## Rows from a figure dataset
==*==
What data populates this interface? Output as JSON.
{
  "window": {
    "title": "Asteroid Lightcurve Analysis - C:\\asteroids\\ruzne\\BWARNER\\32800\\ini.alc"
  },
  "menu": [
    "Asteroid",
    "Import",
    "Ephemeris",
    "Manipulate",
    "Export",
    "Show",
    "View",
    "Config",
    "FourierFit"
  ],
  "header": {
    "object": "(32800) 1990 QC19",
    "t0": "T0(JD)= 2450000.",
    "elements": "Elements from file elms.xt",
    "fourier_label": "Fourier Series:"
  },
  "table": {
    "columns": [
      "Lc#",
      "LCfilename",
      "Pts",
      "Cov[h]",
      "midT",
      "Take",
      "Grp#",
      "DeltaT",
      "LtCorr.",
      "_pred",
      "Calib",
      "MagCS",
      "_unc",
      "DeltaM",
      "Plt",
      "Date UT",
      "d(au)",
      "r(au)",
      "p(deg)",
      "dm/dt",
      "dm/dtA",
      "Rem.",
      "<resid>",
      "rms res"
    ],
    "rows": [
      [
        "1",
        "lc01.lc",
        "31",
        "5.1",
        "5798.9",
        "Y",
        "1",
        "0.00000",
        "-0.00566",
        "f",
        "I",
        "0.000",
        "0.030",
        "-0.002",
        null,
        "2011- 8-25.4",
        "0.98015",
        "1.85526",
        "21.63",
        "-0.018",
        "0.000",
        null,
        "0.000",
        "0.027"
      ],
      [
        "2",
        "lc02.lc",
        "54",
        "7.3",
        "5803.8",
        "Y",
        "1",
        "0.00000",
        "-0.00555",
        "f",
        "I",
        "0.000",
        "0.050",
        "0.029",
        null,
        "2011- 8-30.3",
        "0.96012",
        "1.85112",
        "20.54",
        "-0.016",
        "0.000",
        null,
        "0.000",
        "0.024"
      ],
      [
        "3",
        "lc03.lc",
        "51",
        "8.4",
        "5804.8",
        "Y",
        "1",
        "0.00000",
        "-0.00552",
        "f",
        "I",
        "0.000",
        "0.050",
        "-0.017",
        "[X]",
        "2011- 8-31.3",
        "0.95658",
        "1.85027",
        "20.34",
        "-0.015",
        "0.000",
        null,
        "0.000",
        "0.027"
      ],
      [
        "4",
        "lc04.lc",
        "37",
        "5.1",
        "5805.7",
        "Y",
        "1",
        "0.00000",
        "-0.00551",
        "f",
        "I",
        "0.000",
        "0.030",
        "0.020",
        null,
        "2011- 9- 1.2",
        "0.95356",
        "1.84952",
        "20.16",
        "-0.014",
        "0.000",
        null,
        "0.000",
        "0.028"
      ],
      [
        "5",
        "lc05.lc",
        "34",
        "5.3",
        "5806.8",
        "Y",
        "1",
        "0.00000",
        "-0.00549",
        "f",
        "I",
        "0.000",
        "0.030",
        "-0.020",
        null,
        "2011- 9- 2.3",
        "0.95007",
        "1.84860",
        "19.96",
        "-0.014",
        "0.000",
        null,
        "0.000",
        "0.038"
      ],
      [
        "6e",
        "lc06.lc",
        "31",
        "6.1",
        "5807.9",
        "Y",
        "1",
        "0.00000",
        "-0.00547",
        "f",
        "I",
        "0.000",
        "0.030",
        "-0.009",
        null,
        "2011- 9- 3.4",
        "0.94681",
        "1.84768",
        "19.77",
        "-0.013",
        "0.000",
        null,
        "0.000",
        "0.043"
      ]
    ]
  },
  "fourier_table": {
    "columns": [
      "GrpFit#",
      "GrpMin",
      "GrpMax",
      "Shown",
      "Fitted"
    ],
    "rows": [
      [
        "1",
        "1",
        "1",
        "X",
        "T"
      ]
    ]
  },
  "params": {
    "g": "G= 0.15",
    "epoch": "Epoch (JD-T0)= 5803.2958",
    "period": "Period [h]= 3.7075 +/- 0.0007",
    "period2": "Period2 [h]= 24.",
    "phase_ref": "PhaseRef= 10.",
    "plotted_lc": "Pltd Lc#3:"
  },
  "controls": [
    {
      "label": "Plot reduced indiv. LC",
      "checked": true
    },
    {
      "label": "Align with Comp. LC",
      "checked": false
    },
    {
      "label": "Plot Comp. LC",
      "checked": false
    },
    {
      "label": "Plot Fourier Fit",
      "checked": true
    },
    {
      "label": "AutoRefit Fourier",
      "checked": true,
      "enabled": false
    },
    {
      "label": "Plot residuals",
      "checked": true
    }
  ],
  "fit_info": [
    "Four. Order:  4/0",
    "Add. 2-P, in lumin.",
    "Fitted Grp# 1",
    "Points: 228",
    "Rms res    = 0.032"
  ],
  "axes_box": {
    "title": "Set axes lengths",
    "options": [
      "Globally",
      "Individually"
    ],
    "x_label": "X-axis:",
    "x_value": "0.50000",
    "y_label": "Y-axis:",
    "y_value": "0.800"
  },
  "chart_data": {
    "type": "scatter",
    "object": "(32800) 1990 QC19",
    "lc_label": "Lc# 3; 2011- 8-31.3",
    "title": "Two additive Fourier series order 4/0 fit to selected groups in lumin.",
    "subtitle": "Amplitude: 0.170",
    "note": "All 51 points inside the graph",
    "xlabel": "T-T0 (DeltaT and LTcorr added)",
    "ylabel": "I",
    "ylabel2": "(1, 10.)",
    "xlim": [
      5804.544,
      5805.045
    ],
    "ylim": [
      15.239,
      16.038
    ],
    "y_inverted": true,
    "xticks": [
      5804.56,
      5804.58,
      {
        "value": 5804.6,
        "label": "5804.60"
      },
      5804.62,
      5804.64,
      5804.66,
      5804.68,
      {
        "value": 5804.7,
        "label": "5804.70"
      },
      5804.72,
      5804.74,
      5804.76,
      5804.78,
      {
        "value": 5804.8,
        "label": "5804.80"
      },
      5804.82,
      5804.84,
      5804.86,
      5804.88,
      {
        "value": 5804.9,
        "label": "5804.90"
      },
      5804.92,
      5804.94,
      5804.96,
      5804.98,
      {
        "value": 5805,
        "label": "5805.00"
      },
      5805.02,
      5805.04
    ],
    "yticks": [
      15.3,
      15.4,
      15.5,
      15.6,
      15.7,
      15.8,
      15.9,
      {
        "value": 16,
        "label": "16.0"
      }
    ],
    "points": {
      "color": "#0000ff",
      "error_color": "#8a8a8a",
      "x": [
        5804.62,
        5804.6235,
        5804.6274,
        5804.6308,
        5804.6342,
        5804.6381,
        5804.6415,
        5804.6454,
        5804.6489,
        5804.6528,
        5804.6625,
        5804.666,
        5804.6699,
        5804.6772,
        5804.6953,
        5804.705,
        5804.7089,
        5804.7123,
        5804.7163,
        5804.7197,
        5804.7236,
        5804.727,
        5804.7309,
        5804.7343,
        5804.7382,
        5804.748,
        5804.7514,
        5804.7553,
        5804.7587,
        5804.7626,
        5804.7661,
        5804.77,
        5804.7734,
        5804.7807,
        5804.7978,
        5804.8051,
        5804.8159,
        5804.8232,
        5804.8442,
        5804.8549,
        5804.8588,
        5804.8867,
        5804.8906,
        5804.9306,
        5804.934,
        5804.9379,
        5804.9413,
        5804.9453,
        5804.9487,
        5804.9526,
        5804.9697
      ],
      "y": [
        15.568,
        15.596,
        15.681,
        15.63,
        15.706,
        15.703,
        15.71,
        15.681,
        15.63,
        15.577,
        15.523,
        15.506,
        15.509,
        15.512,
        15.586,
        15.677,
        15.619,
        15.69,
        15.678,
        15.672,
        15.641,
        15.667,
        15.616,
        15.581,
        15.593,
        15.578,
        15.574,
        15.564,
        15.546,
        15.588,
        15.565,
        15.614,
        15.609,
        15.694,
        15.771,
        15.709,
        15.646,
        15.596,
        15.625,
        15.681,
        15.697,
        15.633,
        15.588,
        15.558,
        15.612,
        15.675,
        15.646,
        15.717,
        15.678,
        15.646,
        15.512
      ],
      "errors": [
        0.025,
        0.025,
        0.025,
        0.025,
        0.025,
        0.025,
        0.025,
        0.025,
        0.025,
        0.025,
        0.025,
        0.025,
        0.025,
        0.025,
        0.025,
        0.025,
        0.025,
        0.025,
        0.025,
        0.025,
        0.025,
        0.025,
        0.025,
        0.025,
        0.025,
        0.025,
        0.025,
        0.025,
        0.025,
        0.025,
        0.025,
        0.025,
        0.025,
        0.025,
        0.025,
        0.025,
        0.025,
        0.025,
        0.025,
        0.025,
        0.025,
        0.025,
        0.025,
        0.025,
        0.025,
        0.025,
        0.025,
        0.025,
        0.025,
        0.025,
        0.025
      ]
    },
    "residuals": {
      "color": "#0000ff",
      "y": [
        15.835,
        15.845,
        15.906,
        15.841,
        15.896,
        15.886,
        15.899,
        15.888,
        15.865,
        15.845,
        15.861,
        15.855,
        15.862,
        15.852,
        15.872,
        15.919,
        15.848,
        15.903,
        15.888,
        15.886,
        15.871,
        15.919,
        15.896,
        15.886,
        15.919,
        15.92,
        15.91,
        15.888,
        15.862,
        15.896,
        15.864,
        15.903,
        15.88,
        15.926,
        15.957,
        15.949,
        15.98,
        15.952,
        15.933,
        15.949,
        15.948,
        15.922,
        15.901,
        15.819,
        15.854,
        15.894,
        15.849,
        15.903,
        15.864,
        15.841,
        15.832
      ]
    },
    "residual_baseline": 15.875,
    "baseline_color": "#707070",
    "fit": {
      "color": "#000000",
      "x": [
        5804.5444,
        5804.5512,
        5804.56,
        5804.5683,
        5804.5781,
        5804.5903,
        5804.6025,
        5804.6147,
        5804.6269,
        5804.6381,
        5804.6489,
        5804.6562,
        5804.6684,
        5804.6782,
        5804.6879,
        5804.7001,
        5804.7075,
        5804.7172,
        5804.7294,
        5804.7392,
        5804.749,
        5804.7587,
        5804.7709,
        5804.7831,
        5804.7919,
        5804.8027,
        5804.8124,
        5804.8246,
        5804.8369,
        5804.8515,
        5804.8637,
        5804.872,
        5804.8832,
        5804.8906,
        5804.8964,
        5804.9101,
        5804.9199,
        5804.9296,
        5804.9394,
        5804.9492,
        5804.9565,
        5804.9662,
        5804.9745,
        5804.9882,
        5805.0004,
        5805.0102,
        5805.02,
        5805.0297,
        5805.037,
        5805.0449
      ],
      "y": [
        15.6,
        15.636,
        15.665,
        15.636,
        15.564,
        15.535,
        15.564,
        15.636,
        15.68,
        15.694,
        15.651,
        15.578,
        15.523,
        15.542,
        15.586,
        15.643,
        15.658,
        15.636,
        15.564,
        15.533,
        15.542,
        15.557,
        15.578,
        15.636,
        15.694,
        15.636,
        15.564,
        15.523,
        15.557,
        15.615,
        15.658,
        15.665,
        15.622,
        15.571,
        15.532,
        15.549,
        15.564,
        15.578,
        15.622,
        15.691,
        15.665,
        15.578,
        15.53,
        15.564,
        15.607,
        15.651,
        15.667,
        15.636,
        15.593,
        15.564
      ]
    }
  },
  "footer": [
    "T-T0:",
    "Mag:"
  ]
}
==*==
## Request
Looking back at the lines above, state how many contain the word "Asteroid", and supply nothing besides the number.

## Result of this exercise
2